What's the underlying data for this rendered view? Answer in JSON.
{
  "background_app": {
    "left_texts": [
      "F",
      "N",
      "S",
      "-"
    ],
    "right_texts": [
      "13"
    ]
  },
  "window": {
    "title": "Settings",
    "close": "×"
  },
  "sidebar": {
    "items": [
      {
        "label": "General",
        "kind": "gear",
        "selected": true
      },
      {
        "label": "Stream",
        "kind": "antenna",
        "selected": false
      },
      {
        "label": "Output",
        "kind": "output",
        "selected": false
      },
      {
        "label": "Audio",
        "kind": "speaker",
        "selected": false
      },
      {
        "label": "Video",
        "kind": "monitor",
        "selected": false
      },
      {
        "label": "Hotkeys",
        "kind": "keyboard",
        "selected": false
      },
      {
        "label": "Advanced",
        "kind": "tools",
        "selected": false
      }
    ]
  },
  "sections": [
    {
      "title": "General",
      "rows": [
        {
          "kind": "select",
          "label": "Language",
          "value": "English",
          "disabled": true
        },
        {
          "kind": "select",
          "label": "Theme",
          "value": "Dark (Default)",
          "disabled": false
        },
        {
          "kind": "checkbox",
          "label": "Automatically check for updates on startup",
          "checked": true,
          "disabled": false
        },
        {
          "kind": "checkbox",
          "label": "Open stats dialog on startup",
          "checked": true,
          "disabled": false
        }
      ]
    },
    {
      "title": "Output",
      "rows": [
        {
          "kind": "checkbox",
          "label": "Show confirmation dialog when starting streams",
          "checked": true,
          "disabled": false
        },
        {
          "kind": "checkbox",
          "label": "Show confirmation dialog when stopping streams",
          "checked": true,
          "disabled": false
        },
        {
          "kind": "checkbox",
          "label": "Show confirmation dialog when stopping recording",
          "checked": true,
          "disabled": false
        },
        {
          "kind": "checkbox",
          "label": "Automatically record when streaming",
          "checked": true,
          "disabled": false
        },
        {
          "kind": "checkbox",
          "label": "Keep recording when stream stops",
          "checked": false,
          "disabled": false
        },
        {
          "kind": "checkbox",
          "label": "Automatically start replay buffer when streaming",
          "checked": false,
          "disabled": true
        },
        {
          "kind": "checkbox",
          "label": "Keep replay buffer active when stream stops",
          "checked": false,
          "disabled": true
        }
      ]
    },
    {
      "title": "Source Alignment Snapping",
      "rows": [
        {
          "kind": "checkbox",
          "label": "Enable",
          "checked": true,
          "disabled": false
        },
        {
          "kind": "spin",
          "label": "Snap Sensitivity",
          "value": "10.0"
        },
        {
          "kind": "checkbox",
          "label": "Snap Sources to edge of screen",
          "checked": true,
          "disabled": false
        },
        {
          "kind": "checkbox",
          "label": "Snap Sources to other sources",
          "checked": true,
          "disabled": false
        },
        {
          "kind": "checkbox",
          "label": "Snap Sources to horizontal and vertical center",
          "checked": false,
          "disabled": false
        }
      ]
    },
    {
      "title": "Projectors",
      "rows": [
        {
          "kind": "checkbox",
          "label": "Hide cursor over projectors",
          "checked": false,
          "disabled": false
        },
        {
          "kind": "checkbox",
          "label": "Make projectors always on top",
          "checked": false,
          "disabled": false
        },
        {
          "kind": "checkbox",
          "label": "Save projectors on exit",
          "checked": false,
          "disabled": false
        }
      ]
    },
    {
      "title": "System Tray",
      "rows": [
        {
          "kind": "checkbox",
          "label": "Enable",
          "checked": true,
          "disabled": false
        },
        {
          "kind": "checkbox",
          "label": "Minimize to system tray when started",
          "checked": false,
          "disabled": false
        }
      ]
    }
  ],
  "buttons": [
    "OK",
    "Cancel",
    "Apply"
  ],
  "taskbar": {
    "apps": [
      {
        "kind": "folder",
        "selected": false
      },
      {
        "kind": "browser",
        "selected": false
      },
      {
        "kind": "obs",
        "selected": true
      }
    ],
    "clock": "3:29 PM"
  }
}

##########

Every line above should be retyped exactly as given.

What's the underlying data for this rendered view? Answer in JSON.
{
  "background_app": {
    "left_texts": [
      "F",
      "N",
      "S",
      "-"
    ],
    "right_texts": [
      "13"
    ]
  },
  "window": {
    "title": "Settings",
    "close": "×"
  },
  "sidebar": {
    "items": [
      {
        "label": "General",
        "kind": "gear",
        "selected": true
      },
      {
        "label": "Stream",
        "kind": "antenna",
        "selected": false
      },
      {
        "label": "Output",
        "kind": "output",
        "selected": false
      },
      {
        "label": "Audio",
        "kind": "speaker",
        "selected": false
      },
      {
        "label": "Video",
        "kind": "monitor",
        "selected": false
      },
      {
        "label": "Hotkeys",
        "kind": "keyboard",
        "selected": false
      },
      {
        "label": "Advanced",
        "kind": "tools",
        "selected": false
      }
    ]
  },
  "sections": [
    {
      "title": "General",
      "rows": [
        {
          "kind": "select",
          "label": "Language",
          "value": "English",
          "disabled": true
        },
        {
          "kind": "select",
          "label": "Theme",
          "value": "Dark (Default)",
          "disabled": false
        },
        {
          "kind": "checkbox",
          "label": "Automatically check for updates on startup",
          "checked": true,
          "disabled": false
        },
        {
          "kind": "checkbox",
          "label": "Open stats dialog on startup",
          "checked": true,
          "disabled": false
        }
      ]
    },
    {
      "title": "Output",
      "rows": [
        {
          "kind": "checkbox",
          "label": "Show confirmation dialog when starting streams",
          "checked": true,
          "disabled": false
        },
        {
          "kind": "checkbox",
          "label": "Show confirmation dialog when stopping streams",
          "checked": true,
          "disabled": false
        },
        {
          "kind": "checkbox",
          "label": "Show confirmation dialog when stopping recording",
          "checked": true,
          "disabled": false
        },
        {
          "kind": "checkbox",
          "label": "Automatically record when streaming",
          "checked": true,
          "disabled": false
        },
        {
          "kind": "checkbox",
          "label": "Keep recording when stream stops",
          "checked": false,
          "disabled": false
        },
        {
          "kind": "checkbox",
          "label": "Automatically start replay buffer when streaming",
          "checked": false,
          "disabled": true
        },
        {
          "kind": "checkbox",
          "label": "Keep replay buffer active when stream stops",
          "checked": false,
          "disabled": true
        }
      ]
    },
    {
      "title": "Source Alignment Snapping",
      "rows": [
        {
          "kind": "checkbox",
          "label": "Enable",
          "checked": true,
          "disabled": false
        },
        {
          "kind": "spin",
          "label": "Snap Sensitivity",
          "value": "10.0"
        },
        {
          "kind": "checkbox",
          "label": "Snap Sources to edge of screen",
          "checked": true,
          "disabled": false
        },
        {
          "kind": "checkbox",
          "label": "Snap Sources to other sources",
          "checked": true,
          "disabled": false
        },
        {
          "kind": "checkbox",
          "label": "Snap Sources to horizontal and vertical center",
          "checked": false,
          "disabled": false
        }
      ]
    },
    {
      "title": "Projectors",
      "rows": [
        {
          "kind": "checkbox",
          "label": "Hide cursor over projectors",
          "checked": false,
          "disabled": false
        },
        {
          "kind": "checkbox",
          "label": "Make projectors always on top",
          "checked": false,
          "disabled": false
        },
        {
          "kind": "checkbox",
          "label": "Save projectors on exit",
          "checked": false,
          "disabled": false
        }
      ]
    },
    {
      "title": "System Tray",
      "rows": [
        {
          "kind": "checkbox",
          "label": "Enable",
          "checked": true,
          "disabled": false
        },
        {
          "kind": "checkbox",
          "label": "Minimize to system tray when started",
          "checked": false,
          "disabled": false
        }
      ]
    }
  ],
  "buttons": [
    "OK",
    "Cancel",
    "Apply"
  ],
  "taskbar": {
    "apps": [
      {
        "kind": "folder",
        "selected": false
      },
      {
        "kind": "browser",
        "selected": false
      },
      {
        "kind": "obs",
        "selected": true
      }
    ],
    "clock": "3:29 PM"
  }
}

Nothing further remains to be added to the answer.